**Work to do:**
Leave the pictures out. Return all other data exactly.

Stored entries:
## BEGIN

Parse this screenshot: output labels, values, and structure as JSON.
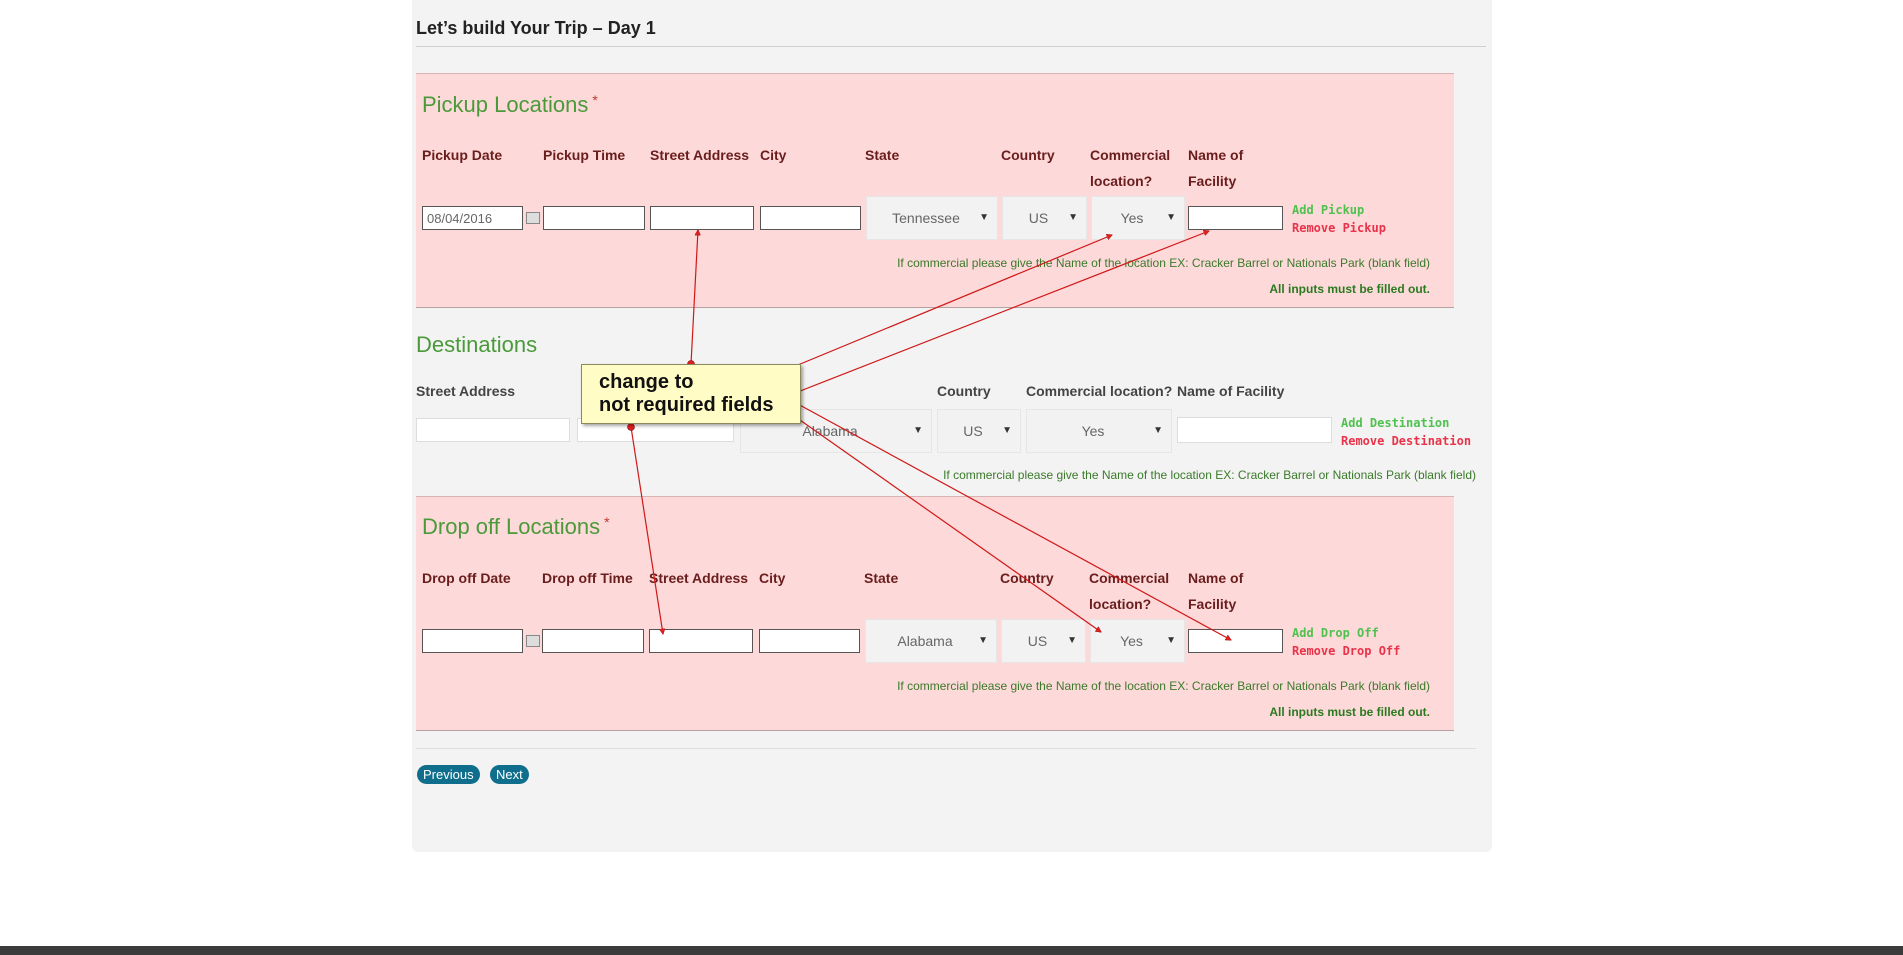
{
  "page_title": "Let’s build Your Trip – Day 1",
  "pickup": {
    "title": "Pickup Locations",
    "required_mark": "*",
    "columns": [
      "Pickup Date",
      "Pickup Time",
      "Street Address",
      "City",
      "State",
      "Country",
      "Commercial location?",
      "Name of Facility"
    ],
    "date_value": "08/04/2016",
    "state_value": "Tennessee",
    "country_value": "US",
    "commercial_value": "Yes",
    "add_label": "Add Pickup",
    "remove_label": "Remove Pickup",
    "hint": "If commercial please give the Name of the location EX: Cracker Barrel or Nationals Park (blank field)",
    "required_note": "All inputs must be filled out."
  },
  "destinations": {
    "title": "Destinations",
    "columns": [
      "Street Address",
      "Country",
      "Commercial location?",
      "Name of Facility"
    ],
    "state_value": "Alabama",
    "country_value": "US",
    "commercial_value": "Yes",
    "add_label": "Add Destination",
    "remove_label": "Remove Destination",
    "hint": "If commercial please give the Name of the location EX: Cracker Barrel or Nationals Park (blank field)"
  },
  "dropoff": {
    "title": "Drop off Locations",
    "required_mark": "*",
    "columns": [
      "Drop off Date",
      "Drop off Time",
      "Street Address",
      "City",
      "State",
      "Country",
      "Commercial location?",
      "Name of Facility"
    ],
    "state_value": "Alabama",
    "country_value": "US",
    "commercial_value": "Yes",
    "add_label": "Add Drop Off",
    "remove_label": "Remove Drop Off",
    "hint": "If commercial please give the Name of the location EX: Cracker Barrel or Nationals Park (blank field)",
    "required_note": "All inputs must be filled out."
  },
  "nav": {
    "previous_label": "Previous",
    "next_label": "Next"
  },
  "annotation": {
    "line1": "change to",
    "line2": "not required fields",
    "color": "#e02020"
  },
  "colors": {
    "section_bg": "#fdd9d9",
    "heading_green": "#4a9a3a",
    "label_maroon": "#6a1d1d",
    "button_blue": "#0f6e8c"
  }
}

## END

**Solution to the problem:**
Parse this screenshot: output labels, values, and structure as JSON.
{
  "page_title": "Let’s build Your Trip – Day 1",
  "pickup": {
    "title": "Pickup Locations",
    "required_mark": "*",
    "columns": [
      "Pickup Date",
      "Pickup Time",
      "Street Address",
      "City",
      "State",
      "Country",
      "Commercial location?",
      "Name of Facility"
    ],
    "date_value": "08/04/2016",
    "state_value": "Tennessee",
    "country_value": "US",
    "commercial_value": "Yes",
    "add_label": "Add Pickup",
    "remove_label": "Remove Pickup",
    "hint": "If commercial please give the Name of the location EX: Cracker Barrel or Nationals Park (blank field)",
    "required_note": "All inputs must be filled out."
  },
  "destinations": {
    "title": "Destinations",
    "columns": [
      "Street Address",
      "Country",
      "Commercial location?",
      "Name of Facility"
    ],
    "state_value": "Alabama",
    "country_value": "US",
    "commercial_value": "Yes",
    "add_label": "Add Destination",
    "remove_label": "Remove Destination",
    "hint": "If commercial please give the Name of the location EX: Cracker Barrel or Nationals Park (blank field)"
  },
  "dropoff": {
    "title": "Drop off Locations",
    "required_mark": "*",
    "columns": [
      "Drop off Date",
      "Drop off Time",
      "Street Address",
      "City",
      "State",
      "Country",
      "Commercial location?",
      "Name of Facility"
    ],
    "state_value": "Alabama",
    "country_value": "US",
    "commercial_value": "Yes",
    "add_label": "Add Drop Off",
    "remove_label": "Remove Drop Off",
    "hint": "If commercial please give the Name of the location EX: Cracker Barrel or Nationals Park (blank field)",
    "required_note": "All inputs must be filled out."
  },
  "nav": {
    "previous_label": "Previous",
    "next_label": "Next"
  },
  "annotation": {
    "line1": "change to",
    "line2": "not required fields",
    "color": "#e02020"
  },
  "colors": {
    "section_bg": "#fdd9d9",
    "heading_green": "#4a9a3a",
    "label_maroon": "#6a1d1d",
    "button_blue": "#0f6e8c"
  }
}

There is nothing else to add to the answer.